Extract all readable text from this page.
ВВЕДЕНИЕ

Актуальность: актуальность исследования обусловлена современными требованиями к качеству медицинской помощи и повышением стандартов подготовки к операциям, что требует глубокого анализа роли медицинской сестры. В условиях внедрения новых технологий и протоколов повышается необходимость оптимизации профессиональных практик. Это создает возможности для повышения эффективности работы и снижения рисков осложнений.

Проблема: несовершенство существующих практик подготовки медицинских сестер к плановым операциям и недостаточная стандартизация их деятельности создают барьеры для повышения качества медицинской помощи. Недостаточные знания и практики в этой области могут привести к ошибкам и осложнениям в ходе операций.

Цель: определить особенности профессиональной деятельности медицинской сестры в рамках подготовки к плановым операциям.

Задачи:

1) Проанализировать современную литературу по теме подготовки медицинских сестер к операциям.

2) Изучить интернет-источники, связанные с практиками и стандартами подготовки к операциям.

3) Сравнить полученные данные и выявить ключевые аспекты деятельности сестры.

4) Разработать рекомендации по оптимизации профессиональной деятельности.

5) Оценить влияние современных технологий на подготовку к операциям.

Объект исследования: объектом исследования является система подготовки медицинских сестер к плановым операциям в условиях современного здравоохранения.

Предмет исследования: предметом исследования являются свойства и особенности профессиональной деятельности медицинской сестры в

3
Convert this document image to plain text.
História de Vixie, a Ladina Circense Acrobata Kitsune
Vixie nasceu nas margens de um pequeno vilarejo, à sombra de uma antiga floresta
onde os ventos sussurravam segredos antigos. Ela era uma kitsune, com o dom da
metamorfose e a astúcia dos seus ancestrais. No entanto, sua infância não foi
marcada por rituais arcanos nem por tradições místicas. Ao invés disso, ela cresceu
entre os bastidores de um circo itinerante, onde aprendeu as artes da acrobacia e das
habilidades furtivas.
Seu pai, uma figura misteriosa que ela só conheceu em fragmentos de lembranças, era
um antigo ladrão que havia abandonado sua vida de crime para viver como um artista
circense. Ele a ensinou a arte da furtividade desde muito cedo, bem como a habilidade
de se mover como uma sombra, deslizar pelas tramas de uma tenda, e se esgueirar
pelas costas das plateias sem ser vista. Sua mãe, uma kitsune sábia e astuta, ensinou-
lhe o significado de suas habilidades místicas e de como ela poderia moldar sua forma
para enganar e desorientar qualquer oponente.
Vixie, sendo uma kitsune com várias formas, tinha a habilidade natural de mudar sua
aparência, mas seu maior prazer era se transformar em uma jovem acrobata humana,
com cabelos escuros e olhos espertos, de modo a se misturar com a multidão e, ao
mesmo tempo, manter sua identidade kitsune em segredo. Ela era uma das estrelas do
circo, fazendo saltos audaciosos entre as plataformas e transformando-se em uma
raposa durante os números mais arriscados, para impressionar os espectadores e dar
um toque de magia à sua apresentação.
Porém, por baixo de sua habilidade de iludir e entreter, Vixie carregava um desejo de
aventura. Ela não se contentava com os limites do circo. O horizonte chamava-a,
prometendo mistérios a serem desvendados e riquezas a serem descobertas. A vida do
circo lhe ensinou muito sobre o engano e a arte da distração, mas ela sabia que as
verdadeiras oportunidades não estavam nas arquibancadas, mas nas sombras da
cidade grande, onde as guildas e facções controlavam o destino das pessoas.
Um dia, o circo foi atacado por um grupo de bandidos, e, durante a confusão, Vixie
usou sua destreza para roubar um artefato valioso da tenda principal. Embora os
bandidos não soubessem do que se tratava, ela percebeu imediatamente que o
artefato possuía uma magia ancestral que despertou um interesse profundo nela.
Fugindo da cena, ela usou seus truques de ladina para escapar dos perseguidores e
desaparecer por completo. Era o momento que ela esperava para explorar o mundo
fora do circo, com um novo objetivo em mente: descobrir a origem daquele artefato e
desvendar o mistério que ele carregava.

◆ Directions: Would you reproduce the material above in full, exactly as given?

◆ Task answer:
Extract all readable text from this page.
ВВЕДЕНИЕ

Актуальность: актуальность исследования обусловлена современными требованиями к качеству медицинской помощи и повышением стандартов подготовки к операциям, что требует глубокого анализа роли медицинской сестры. В условиях внедрения новых технологий и протоколов повышается необходимость оптимизации профессиональных практик. Это создает возможности для повышения эффективности работы и снижения рисков осложнений.

Проблема: несовершенство существующих практик подготовки медицинских сестер к плановым операциям и недостаточная стандартизация их деятельности создают барьеры для повышения качества медицинской помощи. Недостаточные знания и практики в этой области могут привести к ошибкам и осложнениям в ходе операций.

Цель: определить особенности профессиональной деятельности медицинской сестры в рамках подготовки к плановым операциям.

Задачи:

1) Проанализировать современную литературу по теме подготовки медицинских сестер к операциям.

2) Изучить интернет-источники, связанные с практиками и стандартами подготовки к операциям.

3) Сравнить полученные данные и выявить ключевые аспекты деятельности сестры.

4) Разработать рекомендации по оптимизации профессиональной деятельности.

5) Оценить влияние современных технологий на подготовку к операциям.

Объект исследования: объектом исследования является система подготовки медицинских сестер к плановым операциям в условиях современного здравоохранения.

Предмет исследования: предметом исследования являются свойства и особенности профессиональной деятельности медицинской сестры в

3
Convert this document image to plain text.
História de Vixie, a Ladina Circense Acrobata Kitsune
Vixie nasceu nas margens de um pequeno vilarejo, à sombra de uma antiga floresta
onde os ventos sussurravam segredos antigos. Ela era uma kitsune, com o dom da
metamorfose e a astúcia dos seus ancestrais. No entanto, sua infância não foi
marcada por rituais arcanos nem por tradições místicas. Ao invés disso, ela cresceu
entre os bastidores de um circo itinerante, onde aprendeu as artes da acrobacia e das
habilidades furtivas.
Seu pai, uma figura misteriosa que ela só conheceu em fragmentos de lembranças, era
um antigo ladrão que havia abandonado sua vida de crime para viver como um artista
circense. Ele a ensinou a arte da furtividade desde muito cedo, bem como a habilidade
de se mover como uma sombra, deslizar pelas tramas de uma tenda, e se esgueirar
pelas costas das plateias sem ser vista. Sua mãe, uma kitsune sábia e astuta, ensinou-
lhe o significado de suas habilidades místicas e de como ela poderia moldar sua forma
para enganar e desorientar qualquer oponente.
Vixie, sendo uma kitsune com várias formas, tinha a habilidade natural de mudar sua
aparência, mas seu maior prazer era se transformar em uma jovem acrobata humana,
com cabelos escuros e olhos espertos, de modo a se misturar com a multidão e, ao
mesmo tempo, manter sua identidade kitsune em segredo. Ela era uma das estrelas do
circo, fazendo saltos audaciosos entre as plataformas e transformando-se em uma
raposa durante os números mais arriscados, para impressionar os espectadores e dar
um toque de magia à sua apresentação.
Porém, por baixo de sua habilidade de iludir e entreter, Vixie carregava um desejo de
aventura. Ela não se contentava com os limites do circo. O horizonte chamava-a,
prometendo mistérios a serem desvendados e riquezas a serem descobertas. A vida do
circo lhe ensinou muito sobre o engano e a arte da distração, mas ela sabia que as
verdadeiras oportunidades não estavam nas arquibancadas, mas nas sombras da
cidade grande, onde as guildas e facções controlavam o destino das pessoas.
Um dia, o circo foi atacado por um grupo de bandidos, e, durante a confusão, Vixie
usou sua destreza para roubar um artefato valioso da tenda principal. Embora os
bandidos não soubessem do que se tratava, ela percebeu imediatamente que o
artefato possuía uma magia ancestral que despertou um interesse profundo nela.
Fugindo da cena, ela usou seus truques de ladina para escapar dos perseguidores e
desaparecer por completo. Era o momento que ela esperava para explorar o mundo
fora do circo, com um novo objetivo em mente: descobrir a origem daquele artefato e
desvendar o mistério que ele carregava.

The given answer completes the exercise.